### Exercise brief
Find how many lines contain "SHACKLETON" and state only that number.

### Data supplied
========================================================================

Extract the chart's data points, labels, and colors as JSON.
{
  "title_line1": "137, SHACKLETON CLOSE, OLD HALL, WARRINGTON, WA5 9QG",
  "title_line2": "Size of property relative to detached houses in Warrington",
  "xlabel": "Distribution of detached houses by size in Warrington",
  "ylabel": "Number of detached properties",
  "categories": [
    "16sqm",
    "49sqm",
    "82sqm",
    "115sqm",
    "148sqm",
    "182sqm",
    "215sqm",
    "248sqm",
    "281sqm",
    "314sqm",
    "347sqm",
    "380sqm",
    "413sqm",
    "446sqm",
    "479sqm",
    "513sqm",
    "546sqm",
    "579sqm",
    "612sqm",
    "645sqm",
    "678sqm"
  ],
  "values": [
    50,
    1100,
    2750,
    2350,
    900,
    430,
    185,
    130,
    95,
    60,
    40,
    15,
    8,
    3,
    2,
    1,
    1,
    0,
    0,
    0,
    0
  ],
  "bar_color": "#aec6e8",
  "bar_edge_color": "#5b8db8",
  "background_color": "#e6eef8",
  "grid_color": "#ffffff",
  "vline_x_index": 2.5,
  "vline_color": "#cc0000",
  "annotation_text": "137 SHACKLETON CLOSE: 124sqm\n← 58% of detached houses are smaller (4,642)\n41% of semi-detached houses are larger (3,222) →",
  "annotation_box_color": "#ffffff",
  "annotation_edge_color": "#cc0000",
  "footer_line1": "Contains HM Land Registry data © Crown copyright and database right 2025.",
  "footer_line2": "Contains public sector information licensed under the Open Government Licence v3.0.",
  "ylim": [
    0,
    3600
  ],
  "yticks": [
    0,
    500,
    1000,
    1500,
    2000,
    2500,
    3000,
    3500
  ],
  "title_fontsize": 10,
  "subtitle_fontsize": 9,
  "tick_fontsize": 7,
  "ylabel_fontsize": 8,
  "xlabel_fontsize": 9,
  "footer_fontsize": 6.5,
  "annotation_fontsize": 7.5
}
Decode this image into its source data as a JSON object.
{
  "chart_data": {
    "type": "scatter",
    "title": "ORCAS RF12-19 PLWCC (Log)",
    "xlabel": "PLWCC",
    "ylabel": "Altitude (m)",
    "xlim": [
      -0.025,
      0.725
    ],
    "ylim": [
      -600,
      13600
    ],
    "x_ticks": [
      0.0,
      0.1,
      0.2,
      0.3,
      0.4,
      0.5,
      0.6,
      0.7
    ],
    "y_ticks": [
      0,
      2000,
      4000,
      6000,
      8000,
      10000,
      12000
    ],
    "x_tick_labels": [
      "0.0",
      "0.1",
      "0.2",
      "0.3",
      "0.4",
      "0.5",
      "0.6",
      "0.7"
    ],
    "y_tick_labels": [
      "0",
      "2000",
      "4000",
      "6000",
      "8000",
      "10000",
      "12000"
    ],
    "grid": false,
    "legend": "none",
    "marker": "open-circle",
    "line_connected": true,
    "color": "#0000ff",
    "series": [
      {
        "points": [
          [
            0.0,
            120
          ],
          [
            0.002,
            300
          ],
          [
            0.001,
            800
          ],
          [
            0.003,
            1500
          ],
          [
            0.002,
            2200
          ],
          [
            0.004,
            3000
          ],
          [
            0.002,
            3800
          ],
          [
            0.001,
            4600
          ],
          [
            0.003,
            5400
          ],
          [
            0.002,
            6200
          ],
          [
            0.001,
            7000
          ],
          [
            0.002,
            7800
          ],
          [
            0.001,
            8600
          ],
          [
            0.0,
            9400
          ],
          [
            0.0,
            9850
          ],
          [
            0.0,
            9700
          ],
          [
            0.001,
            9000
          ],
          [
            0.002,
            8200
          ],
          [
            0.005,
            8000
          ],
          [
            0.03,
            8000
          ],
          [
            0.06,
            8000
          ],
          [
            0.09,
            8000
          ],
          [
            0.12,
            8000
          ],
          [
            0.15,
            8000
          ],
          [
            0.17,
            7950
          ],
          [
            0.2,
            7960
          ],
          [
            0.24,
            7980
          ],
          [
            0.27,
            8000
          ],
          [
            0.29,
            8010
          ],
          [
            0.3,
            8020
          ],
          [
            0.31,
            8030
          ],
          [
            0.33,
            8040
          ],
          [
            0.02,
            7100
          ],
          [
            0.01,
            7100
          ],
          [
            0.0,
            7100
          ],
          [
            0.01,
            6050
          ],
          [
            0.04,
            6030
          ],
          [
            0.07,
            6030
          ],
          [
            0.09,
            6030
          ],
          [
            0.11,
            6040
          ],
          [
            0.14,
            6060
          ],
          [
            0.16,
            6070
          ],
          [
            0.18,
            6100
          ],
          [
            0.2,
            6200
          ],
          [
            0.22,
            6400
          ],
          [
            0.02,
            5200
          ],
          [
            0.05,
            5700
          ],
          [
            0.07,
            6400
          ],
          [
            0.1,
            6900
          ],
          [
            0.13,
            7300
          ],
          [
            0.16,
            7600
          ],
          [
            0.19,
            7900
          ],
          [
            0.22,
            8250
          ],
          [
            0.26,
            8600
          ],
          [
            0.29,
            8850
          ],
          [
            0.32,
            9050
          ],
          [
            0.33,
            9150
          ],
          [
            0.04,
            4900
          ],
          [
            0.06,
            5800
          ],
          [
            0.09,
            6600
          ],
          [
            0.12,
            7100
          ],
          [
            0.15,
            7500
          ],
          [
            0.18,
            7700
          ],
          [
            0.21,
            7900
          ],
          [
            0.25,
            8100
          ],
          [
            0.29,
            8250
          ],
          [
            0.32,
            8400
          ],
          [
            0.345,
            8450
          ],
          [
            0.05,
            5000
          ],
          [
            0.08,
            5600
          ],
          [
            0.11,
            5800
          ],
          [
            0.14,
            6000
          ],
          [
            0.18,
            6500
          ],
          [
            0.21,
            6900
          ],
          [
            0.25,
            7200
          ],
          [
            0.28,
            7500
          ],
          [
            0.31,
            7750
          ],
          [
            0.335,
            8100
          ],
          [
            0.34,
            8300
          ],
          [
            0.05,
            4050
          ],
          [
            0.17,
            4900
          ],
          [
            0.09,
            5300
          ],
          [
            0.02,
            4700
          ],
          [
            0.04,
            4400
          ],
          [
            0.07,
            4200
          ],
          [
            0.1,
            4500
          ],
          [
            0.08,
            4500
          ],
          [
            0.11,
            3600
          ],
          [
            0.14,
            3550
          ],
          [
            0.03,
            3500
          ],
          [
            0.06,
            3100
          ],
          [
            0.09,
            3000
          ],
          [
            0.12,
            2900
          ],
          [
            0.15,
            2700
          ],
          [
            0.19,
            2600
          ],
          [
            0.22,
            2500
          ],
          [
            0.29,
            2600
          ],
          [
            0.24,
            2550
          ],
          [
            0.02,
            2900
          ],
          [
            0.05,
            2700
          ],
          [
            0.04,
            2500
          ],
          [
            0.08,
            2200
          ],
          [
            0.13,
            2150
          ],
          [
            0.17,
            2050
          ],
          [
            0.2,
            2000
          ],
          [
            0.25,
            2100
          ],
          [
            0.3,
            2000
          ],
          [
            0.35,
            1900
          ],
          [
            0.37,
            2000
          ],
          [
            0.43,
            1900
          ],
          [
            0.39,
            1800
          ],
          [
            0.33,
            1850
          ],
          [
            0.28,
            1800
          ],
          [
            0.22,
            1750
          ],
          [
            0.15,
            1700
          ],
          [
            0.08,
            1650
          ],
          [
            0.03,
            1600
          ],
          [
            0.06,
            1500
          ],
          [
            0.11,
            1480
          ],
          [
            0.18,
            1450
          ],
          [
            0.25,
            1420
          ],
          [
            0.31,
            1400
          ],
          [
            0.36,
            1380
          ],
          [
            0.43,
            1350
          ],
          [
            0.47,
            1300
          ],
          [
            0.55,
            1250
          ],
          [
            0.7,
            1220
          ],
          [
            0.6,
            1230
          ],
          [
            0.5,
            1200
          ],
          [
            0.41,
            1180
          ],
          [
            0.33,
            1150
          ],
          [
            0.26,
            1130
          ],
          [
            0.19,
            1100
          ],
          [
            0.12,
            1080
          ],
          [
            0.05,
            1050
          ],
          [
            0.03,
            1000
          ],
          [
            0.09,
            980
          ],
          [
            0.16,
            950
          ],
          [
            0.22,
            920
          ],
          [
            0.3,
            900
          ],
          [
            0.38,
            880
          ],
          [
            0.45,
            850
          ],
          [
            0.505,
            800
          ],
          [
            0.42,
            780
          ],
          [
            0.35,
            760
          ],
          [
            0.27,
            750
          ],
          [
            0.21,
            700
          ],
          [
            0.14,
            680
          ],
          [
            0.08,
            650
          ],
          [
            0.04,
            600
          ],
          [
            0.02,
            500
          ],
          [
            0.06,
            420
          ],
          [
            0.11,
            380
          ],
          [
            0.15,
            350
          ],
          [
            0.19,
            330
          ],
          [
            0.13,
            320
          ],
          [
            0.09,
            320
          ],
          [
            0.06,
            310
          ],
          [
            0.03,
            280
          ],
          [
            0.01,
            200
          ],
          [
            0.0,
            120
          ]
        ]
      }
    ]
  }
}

========================================================================

### Exercise solution
2